__DIRECTIONS__
From the listing below, copy every line with the word "Longwave".

Dataset listings of figures
— BEGIN —

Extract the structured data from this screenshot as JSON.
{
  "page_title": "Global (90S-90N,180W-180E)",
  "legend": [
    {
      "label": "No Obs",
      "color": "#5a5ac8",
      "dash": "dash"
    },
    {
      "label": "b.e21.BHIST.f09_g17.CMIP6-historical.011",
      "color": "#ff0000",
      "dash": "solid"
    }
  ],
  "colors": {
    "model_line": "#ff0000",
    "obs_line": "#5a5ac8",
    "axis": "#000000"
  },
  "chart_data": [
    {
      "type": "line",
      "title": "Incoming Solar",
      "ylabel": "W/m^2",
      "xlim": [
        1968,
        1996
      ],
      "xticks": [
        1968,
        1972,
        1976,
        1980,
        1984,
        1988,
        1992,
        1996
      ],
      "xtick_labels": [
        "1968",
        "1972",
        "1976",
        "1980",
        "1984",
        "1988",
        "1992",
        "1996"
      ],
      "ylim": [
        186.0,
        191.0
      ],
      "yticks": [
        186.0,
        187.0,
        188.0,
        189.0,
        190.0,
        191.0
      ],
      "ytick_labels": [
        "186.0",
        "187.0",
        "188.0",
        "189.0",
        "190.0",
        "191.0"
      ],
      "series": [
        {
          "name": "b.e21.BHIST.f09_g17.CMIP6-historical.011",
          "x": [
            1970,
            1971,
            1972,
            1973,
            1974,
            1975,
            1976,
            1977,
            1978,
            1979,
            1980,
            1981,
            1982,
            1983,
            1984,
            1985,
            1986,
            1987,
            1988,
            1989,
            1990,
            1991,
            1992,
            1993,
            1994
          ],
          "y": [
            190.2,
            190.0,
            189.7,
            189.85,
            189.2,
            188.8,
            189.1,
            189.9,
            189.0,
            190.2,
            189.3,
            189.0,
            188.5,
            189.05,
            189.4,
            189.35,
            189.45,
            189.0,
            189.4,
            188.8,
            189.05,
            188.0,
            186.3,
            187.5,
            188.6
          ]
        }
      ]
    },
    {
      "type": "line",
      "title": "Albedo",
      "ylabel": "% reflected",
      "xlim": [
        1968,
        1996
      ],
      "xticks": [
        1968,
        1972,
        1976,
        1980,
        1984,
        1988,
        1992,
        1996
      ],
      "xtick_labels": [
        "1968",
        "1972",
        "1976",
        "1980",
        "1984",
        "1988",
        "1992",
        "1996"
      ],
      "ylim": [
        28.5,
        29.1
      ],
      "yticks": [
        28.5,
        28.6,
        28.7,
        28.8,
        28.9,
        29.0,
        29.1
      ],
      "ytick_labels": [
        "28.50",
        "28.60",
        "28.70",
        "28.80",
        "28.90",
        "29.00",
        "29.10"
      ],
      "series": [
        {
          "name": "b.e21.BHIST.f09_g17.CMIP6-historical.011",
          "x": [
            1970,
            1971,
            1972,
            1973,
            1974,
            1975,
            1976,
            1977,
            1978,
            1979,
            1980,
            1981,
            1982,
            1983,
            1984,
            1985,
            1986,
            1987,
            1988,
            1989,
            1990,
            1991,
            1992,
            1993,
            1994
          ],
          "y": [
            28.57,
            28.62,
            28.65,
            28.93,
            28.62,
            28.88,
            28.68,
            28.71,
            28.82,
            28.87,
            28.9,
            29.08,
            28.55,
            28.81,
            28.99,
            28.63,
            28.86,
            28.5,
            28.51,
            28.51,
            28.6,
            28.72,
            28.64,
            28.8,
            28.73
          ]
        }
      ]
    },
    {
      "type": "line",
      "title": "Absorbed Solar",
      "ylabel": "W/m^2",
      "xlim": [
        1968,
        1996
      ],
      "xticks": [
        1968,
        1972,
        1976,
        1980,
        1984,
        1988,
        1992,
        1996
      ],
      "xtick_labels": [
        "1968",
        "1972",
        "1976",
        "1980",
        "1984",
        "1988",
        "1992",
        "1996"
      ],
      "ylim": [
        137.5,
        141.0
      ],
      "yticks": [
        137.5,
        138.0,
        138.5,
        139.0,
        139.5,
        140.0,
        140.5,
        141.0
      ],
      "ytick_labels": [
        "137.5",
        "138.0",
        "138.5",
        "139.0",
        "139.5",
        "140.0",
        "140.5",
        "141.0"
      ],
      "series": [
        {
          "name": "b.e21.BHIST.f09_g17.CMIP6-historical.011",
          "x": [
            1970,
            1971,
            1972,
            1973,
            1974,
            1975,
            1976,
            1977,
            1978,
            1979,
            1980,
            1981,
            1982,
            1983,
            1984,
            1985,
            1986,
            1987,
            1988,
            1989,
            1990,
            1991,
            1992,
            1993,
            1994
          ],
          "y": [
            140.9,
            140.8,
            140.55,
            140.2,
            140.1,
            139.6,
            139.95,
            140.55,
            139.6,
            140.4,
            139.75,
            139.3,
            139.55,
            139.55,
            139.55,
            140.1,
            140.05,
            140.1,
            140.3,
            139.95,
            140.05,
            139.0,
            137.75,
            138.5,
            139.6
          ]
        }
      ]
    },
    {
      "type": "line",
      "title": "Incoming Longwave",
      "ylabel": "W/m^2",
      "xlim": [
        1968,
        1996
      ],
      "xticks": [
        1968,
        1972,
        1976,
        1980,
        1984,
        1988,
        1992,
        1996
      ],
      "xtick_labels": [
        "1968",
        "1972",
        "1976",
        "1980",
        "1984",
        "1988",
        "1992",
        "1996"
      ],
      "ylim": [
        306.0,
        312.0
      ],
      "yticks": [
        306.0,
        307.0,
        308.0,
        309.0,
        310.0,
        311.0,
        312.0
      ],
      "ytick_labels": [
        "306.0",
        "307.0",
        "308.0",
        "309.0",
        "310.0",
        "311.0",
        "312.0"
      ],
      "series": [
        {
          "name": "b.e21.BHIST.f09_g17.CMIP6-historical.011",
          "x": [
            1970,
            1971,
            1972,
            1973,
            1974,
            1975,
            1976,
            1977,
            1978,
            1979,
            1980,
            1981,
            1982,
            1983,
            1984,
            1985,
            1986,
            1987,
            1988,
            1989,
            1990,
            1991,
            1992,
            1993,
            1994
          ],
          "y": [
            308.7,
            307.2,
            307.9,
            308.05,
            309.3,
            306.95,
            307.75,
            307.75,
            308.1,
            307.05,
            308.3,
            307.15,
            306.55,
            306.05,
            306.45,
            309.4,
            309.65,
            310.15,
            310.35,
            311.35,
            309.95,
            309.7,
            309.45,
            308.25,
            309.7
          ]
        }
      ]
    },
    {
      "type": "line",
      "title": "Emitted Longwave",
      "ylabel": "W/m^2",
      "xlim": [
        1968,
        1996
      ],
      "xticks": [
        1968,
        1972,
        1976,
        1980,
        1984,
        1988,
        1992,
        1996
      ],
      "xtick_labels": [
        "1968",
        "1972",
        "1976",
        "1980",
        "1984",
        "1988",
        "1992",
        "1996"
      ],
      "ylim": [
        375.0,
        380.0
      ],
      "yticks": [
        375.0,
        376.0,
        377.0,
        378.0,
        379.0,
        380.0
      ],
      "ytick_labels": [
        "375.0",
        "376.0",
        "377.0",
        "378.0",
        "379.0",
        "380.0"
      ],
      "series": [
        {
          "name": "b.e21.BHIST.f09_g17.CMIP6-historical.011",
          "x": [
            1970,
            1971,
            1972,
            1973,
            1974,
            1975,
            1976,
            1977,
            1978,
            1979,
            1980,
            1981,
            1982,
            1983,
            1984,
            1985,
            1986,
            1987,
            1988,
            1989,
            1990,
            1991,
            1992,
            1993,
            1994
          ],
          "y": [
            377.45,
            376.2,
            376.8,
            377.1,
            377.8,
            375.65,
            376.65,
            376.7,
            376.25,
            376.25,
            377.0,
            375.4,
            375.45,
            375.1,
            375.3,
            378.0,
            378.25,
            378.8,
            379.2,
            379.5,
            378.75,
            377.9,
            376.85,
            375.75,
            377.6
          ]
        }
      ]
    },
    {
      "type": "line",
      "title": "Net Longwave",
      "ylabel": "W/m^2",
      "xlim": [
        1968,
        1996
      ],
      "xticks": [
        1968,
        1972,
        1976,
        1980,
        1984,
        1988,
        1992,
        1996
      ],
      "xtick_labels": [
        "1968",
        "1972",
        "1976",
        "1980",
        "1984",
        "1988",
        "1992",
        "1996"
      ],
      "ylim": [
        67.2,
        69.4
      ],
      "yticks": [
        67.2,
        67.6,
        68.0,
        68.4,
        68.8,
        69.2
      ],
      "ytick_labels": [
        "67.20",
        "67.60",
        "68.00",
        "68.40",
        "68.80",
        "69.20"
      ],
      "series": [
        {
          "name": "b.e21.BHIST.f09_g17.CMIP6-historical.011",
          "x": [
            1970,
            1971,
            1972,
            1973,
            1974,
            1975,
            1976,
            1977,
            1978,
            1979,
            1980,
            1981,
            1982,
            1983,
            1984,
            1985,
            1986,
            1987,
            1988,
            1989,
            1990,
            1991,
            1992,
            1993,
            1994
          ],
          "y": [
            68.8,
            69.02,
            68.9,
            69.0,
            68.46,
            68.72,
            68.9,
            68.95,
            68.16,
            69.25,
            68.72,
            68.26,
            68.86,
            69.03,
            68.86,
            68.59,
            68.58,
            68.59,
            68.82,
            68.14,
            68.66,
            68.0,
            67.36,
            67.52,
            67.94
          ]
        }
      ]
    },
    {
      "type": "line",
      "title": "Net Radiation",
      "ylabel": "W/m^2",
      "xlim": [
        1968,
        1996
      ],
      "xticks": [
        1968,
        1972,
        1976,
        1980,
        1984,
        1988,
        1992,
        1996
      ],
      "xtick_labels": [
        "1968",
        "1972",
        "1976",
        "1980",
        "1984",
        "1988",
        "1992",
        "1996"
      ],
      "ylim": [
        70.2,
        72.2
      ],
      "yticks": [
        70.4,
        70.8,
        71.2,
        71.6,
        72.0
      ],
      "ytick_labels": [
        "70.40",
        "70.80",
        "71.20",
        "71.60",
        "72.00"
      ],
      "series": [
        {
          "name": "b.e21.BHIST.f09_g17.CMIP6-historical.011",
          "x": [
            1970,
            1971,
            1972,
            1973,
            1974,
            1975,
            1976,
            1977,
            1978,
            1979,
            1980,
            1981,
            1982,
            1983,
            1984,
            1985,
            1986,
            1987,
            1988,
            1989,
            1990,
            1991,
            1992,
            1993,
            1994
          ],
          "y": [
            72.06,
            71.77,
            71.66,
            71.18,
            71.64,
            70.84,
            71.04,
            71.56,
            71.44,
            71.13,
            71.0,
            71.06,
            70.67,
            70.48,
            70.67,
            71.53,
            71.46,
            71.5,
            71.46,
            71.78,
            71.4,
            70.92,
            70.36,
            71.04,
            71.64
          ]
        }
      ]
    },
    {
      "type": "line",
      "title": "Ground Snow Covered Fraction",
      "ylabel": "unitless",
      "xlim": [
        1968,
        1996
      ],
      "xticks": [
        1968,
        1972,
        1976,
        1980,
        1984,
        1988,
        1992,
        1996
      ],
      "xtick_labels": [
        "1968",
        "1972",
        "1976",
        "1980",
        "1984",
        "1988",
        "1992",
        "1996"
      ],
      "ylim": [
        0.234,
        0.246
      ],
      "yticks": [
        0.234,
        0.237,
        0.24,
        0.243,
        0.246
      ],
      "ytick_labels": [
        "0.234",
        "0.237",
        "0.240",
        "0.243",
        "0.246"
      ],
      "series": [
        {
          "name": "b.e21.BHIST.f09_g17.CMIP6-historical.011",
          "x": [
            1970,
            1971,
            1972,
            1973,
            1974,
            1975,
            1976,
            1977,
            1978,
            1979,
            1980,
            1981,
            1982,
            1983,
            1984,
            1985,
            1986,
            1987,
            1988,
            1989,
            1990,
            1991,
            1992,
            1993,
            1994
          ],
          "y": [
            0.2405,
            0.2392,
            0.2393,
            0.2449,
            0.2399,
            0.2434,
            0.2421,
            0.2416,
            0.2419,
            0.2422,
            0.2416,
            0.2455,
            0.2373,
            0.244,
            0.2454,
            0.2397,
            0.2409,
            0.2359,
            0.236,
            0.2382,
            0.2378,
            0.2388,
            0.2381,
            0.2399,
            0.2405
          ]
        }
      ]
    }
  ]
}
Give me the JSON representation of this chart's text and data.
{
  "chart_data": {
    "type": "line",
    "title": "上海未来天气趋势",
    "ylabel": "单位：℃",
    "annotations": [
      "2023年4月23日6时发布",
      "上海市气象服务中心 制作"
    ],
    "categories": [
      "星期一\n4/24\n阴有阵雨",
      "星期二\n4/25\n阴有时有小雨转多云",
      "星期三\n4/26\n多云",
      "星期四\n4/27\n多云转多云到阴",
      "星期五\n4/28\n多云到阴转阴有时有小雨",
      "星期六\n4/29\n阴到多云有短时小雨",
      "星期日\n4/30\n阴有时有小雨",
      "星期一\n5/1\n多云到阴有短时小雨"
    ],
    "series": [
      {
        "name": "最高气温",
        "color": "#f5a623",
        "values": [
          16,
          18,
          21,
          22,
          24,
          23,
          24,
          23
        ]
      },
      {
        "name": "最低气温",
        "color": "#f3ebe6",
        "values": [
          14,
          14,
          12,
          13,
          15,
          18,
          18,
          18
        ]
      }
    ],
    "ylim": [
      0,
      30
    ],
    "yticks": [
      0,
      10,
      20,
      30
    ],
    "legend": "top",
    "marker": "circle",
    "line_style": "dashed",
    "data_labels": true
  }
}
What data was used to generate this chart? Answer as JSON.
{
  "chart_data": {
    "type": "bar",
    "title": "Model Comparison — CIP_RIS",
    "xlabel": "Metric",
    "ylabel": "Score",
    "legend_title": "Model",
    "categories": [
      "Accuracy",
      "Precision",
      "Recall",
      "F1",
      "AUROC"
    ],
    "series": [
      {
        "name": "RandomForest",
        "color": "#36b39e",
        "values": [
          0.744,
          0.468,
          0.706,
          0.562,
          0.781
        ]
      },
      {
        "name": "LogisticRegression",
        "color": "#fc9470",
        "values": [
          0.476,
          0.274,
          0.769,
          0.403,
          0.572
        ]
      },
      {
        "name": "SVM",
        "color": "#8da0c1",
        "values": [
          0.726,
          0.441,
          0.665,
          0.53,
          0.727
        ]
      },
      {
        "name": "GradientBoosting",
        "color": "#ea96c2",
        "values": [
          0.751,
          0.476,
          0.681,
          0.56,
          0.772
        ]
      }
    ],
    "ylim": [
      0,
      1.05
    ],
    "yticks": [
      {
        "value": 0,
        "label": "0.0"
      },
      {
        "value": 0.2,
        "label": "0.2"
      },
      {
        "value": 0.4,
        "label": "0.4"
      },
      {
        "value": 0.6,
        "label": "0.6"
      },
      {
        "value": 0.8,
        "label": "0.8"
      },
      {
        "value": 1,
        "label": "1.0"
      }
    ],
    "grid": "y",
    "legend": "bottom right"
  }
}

— END —

__ANSWER FOR THIS EXERCISE__
      "title": "Incoming Longwave",
      "title": "Emitted Longwave",
      "title": "Net Longwave",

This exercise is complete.